For the material that follows, list every line containing the word "title".
:: INPUT MATERIAL
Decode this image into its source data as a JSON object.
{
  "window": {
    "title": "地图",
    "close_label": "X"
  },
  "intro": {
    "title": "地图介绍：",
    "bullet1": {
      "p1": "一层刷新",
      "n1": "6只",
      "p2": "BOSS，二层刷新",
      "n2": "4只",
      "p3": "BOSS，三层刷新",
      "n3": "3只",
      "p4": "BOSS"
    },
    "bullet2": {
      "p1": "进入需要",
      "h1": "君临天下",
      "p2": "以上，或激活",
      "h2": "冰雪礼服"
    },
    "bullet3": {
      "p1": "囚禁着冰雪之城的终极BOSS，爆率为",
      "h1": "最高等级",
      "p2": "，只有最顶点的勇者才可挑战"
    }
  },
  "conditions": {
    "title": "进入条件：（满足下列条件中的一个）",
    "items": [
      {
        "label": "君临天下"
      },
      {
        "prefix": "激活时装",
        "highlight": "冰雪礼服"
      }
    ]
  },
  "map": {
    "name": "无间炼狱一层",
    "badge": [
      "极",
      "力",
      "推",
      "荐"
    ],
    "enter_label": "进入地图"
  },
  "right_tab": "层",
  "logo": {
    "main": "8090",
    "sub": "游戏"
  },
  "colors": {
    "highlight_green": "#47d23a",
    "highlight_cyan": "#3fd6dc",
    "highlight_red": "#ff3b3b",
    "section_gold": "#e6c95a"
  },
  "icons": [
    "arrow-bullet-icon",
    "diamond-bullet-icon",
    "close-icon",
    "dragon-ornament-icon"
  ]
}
::::
__EXERCISE RESULT__:
    "title": "地图",
    "title": "地图介绍：",
    "title": "进入条件：（满足下列条件中的一个）",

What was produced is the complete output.